*MATERIAL PROVIDED*:
start

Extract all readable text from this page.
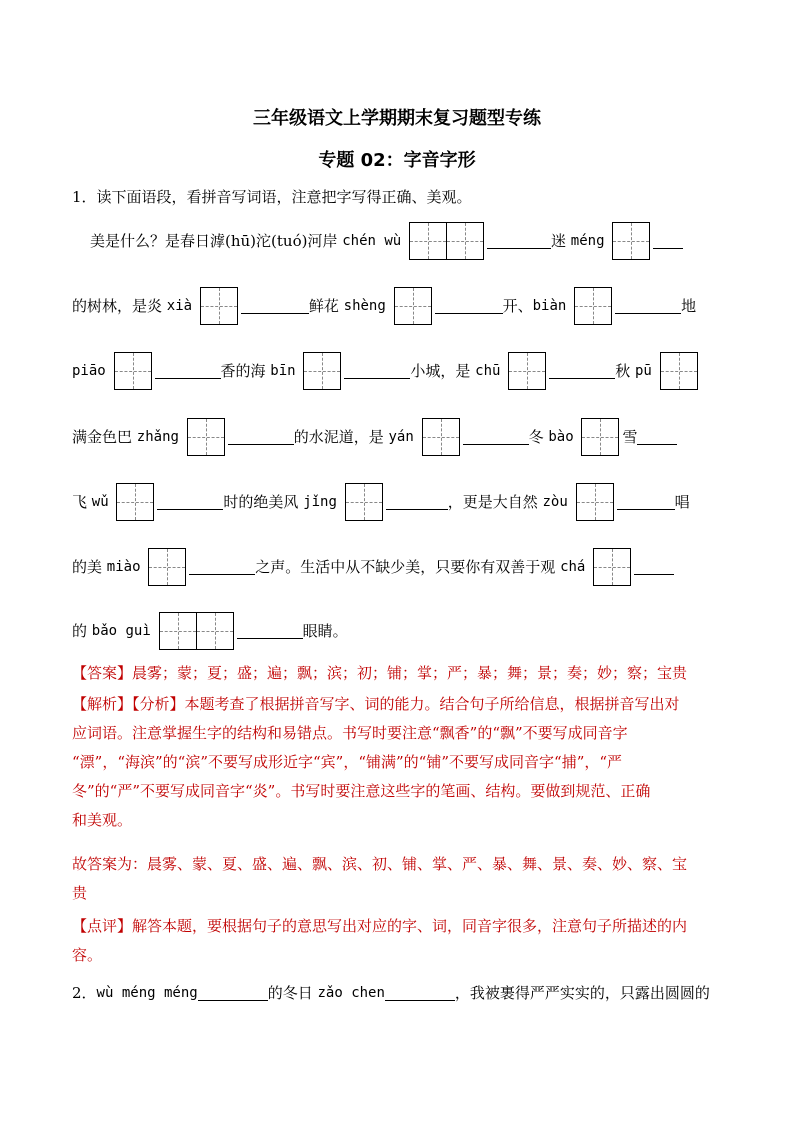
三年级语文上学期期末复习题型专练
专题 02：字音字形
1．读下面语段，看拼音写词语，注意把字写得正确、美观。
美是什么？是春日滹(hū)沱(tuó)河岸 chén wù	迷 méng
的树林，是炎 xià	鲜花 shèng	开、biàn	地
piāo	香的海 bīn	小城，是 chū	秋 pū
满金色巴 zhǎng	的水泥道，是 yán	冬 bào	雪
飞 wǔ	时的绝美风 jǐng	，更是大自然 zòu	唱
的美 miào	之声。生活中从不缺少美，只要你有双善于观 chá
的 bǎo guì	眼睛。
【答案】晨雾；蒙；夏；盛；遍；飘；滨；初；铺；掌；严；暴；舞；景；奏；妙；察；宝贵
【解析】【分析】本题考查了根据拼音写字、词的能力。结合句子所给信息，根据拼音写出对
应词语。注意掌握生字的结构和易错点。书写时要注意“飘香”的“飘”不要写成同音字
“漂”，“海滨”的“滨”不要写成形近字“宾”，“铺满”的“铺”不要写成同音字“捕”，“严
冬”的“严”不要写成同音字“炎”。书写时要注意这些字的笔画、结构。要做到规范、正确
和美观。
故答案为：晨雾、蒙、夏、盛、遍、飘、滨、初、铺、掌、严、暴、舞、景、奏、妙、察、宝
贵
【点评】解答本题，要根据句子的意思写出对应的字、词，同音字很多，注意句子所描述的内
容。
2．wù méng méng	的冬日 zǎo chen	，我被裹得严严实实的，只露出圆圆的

end
start

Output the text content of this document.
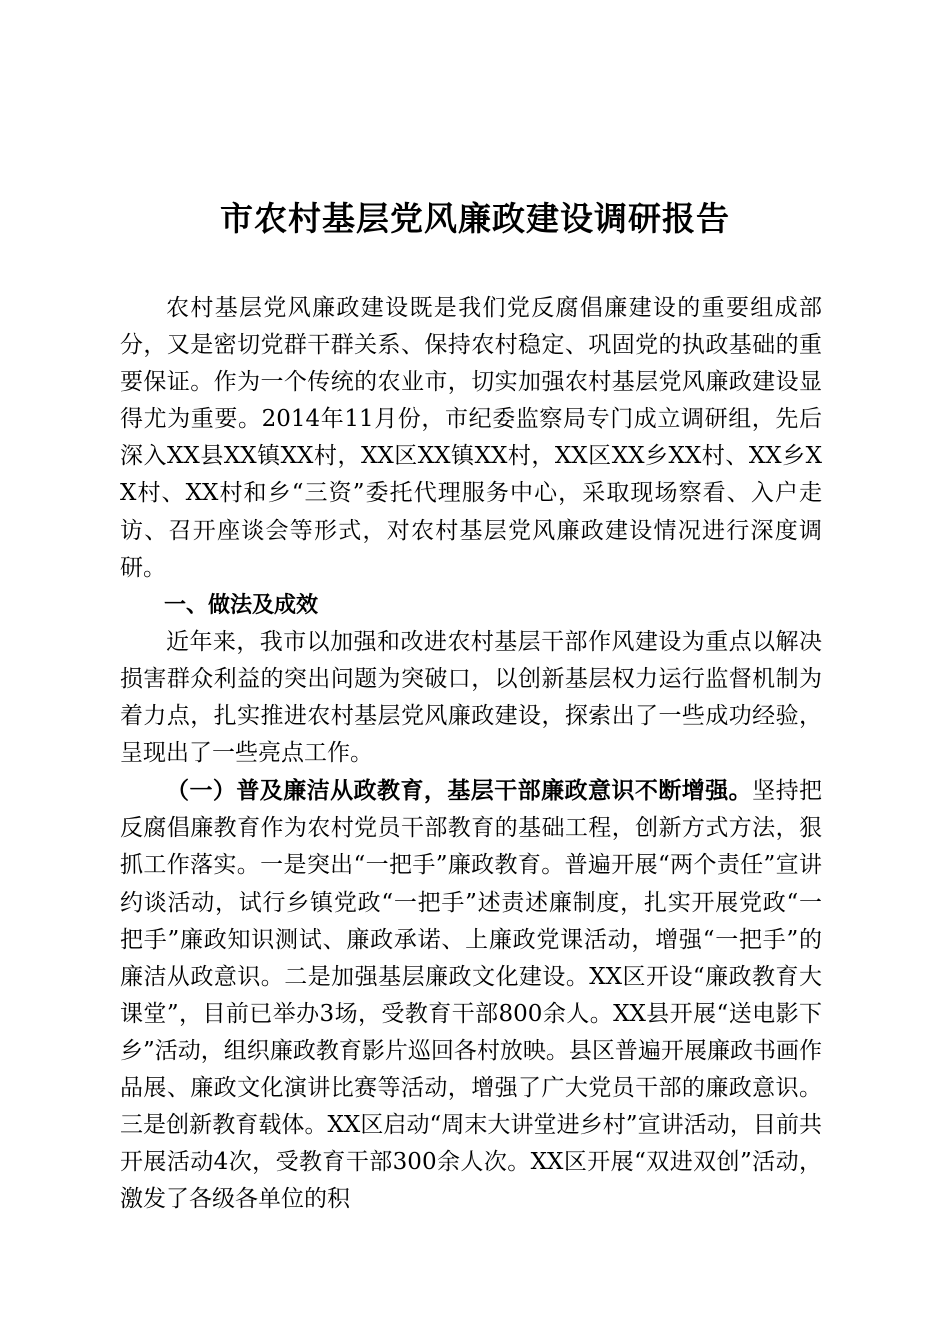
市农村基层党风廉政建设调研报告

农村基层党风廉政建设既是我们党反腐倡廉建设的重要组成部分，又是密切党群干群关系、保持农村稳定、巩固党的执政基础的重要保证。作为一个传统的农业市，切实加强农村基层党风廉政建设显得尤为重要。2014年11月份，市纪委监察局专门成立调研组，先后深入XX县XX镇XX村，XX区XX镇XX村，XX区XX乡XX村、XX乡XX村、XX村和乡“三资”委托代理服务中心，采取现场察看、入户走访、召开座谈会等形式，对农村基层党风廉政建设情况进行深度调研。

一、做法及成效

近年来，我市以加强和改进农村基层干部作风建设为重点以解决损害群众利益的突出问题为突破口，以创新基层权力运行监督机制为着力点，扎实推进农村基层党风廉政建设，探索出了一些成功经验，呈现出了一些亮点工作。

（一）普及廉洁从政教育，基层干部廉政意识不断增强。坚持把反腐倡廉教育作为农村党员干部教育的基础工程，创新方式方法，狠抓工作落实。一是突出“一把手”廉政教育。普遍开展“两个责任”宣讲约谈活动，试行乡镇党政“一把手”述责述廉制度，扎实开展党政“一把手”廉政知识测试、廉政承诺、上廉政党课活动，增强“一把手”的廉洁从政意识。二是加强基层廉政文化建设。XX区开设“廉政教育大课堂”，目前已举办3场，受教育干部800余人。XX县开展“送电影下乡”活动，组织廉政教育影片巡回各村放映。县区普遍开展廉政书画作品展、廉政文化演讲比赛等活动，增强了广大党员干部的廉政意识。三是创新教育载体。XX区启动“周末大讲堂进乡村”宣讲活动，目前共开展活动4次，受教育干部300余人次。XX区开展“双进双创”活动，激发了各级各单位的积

end
start

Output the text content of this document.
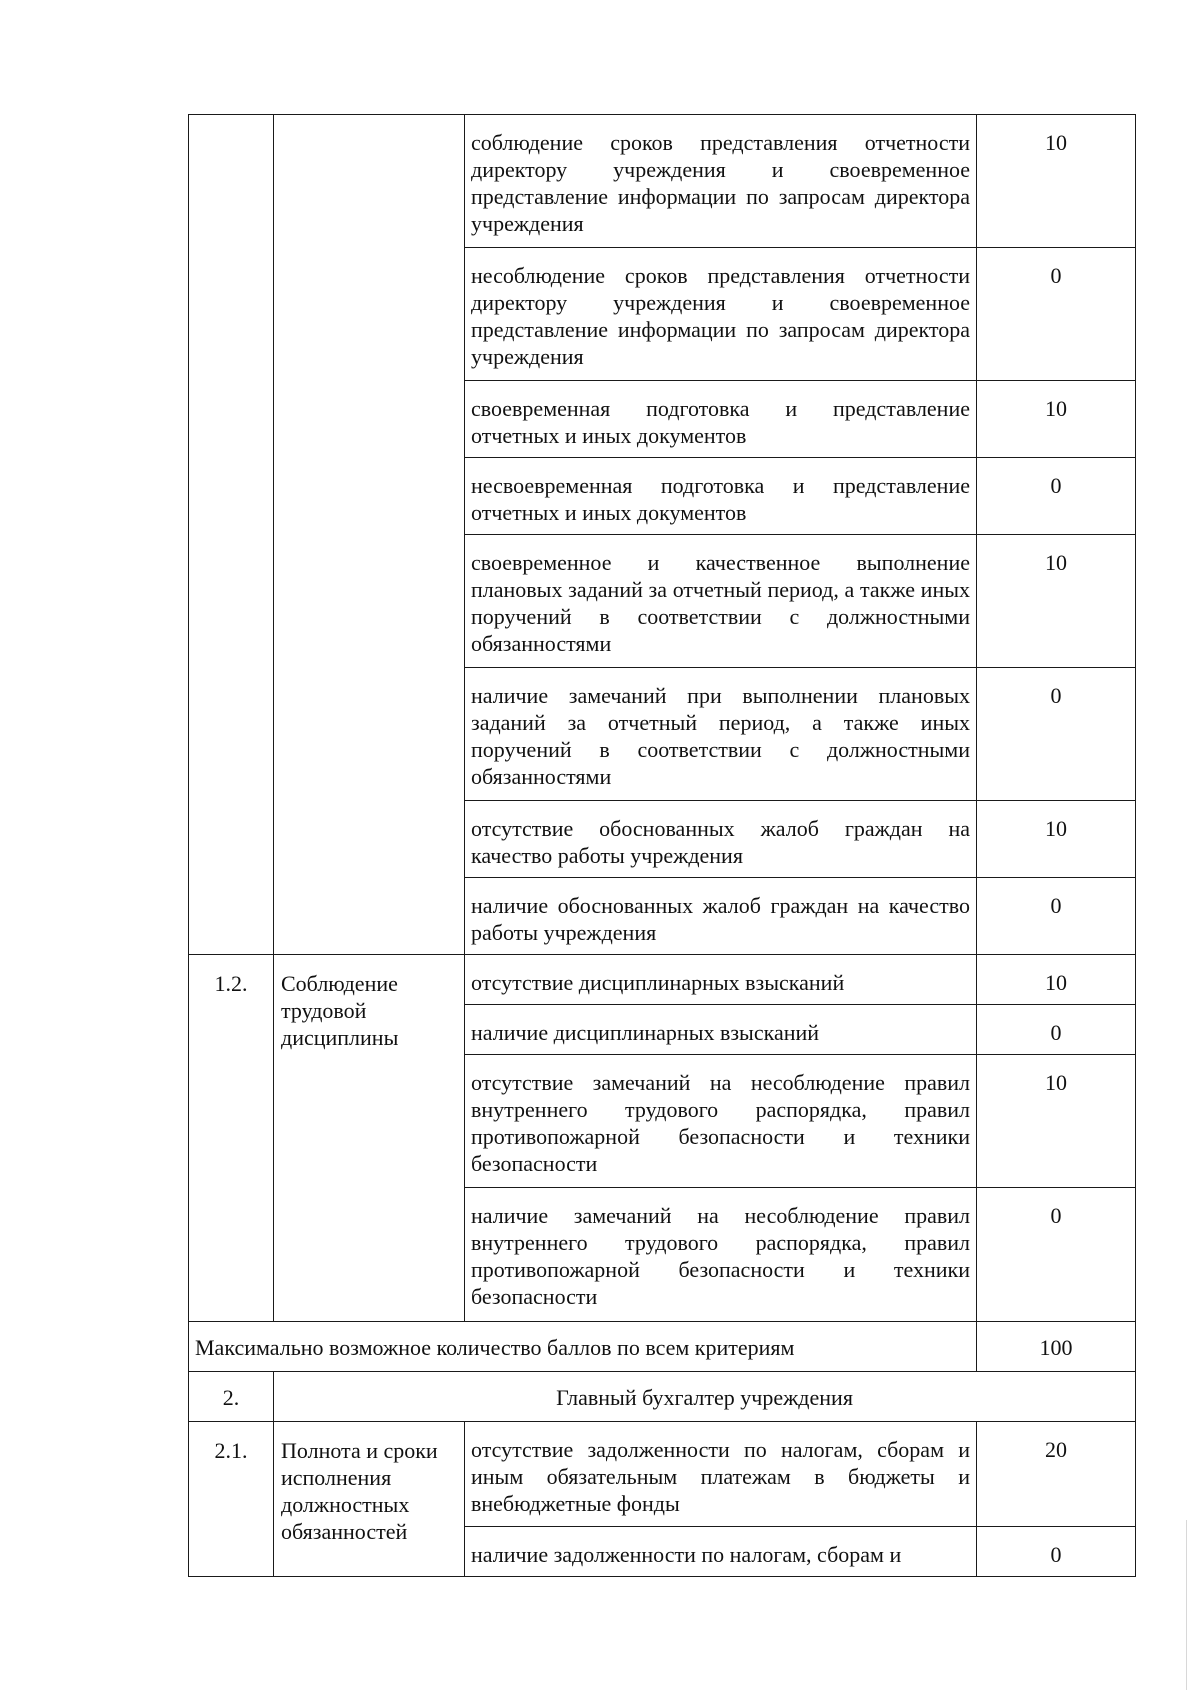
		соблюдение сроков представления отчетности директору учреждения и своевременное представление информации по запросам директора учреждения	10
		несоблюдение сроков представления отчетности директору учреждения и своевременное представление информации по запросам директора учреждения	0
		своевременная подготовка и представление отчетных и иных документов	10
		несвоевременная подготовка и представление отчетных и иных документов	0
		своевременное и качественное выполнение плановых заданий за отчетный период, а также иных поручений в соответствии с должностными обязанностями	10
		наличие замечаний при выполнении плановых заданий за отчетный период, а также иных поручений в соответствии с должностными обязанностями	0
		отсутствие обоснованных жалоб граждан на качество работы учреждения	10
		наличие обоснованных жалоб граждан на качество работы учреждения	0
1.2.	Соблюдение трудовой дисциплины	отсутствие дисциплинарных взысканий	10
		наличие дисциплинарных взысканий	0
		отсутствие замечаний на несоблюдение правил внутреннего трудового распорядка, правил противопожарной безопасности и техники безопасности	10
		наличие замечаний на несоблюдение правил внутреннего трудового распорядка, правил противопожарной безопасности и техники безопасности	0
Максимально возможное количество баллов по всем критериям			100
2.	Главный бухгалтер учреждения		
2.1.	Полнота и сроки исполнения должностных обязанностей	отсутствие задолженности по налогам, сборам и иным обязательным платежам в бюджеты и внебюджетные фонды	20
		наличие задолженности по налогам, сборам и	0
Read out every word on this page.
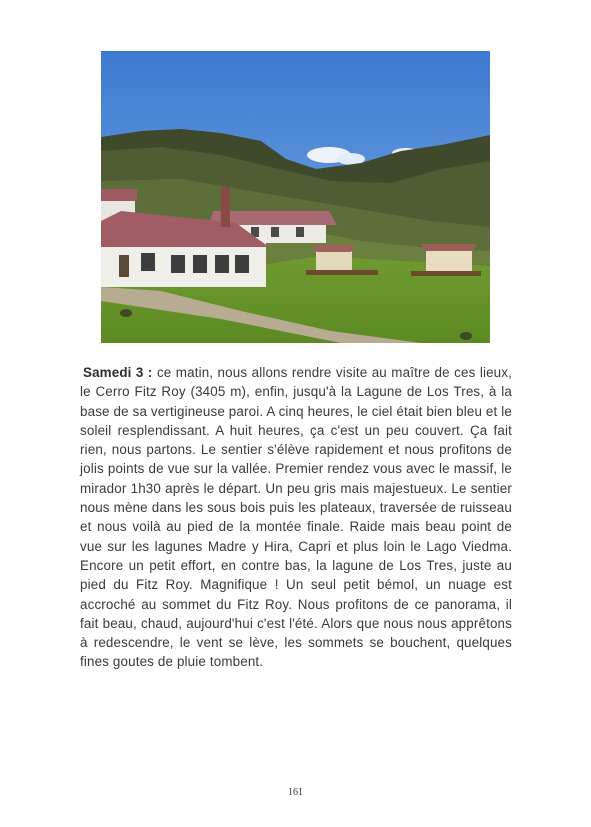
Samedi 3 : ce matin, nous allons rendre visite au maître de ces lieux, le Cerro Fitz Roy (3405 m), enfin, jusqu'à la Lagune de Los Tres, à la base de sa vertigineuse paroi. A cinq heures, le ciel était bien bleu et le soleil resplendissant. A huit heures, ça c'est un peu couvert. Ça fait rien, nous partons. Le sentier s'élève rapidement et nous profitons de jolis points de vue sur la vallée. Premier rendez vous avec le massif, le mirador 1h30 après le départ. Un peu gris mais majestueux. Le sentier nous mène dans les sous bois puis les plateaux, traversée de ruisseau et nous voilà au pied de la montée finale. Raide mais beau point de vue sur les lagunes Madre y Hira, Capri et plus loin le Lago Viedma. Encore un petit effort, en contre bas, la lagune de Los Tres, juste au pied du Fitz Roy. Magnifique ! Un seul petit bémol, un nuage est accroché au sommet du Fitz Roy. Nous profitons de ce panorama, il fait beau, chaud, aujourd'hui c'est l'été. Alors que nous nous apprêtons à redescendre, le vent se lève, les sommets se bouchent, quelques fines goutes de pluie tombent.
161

end

*REQUIRED WORK*: Copy each line above where the string "дисциплинарных" occurs.

*FULL ANSWER*:
1.2.	Соблюдение трудовой дисциплины	отсутствие дисциплинарных взысканий	10
		наличие дисциплинарных взысканий	0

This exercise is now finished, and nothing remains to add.